[Extracted records]
+++++
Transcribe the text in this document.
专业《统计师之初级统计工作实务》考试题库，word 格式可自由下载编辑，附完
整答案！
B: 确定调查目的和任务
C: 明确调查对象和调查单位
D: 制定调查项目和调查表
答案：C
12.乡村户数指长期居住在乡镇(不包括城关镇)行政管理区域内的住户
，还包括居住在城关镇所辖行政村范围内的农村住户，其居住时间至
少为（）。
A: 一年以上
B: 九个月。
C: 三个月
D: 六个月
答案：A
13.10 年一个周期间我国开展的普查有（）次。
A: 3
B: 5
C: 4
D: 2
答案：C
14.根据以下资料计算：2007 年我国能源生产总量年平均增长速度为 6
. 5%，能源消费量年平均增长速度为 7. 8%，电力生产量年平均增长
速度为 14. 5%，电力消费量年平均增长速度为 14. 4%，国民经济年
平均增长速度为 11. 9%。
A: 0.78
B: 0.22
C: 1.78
+++++
### AIM OF THE TASK
Write out the whole listing again. Match it word for word.

### TASK RESPONSE
Transcribe the text in this document.
专业《统计师之初级统计工作实务》考试题库，word 格式可自由下载编辑，附完
整答案！
B: 确定调查目的和任务
C: 明确调查对象和调查单位
D: 制定调查项目和调查表
答案：C
12.乡村户数指长期居住在乡镇(不包括城关镇)行政管理区域内的住户
，还包括居住在城关镇所辖行政村范围内的农村住户，其居住时间至
少为（）。
A: 一年以上
B: 九个月。
C: 三个月
D: 六个月
答案：A
13.10 年一个周期间我国开展的普查有（）次。
A: 3
B: 5
C: 4
D: 2
答案：C
14.根据以下资料计算：2007 年我国能源生产总量年平均增长速度为 6
. 5%，能源消费量年平均增长速度为 7. 8%，电力生产量年平均增长
速度为 14. 5%，电力消费量年平均增长速度为 14. 4%，国民经济年
平均增长速度为 11. 9%。
A: 0.78
B: 0.22
C: 1.78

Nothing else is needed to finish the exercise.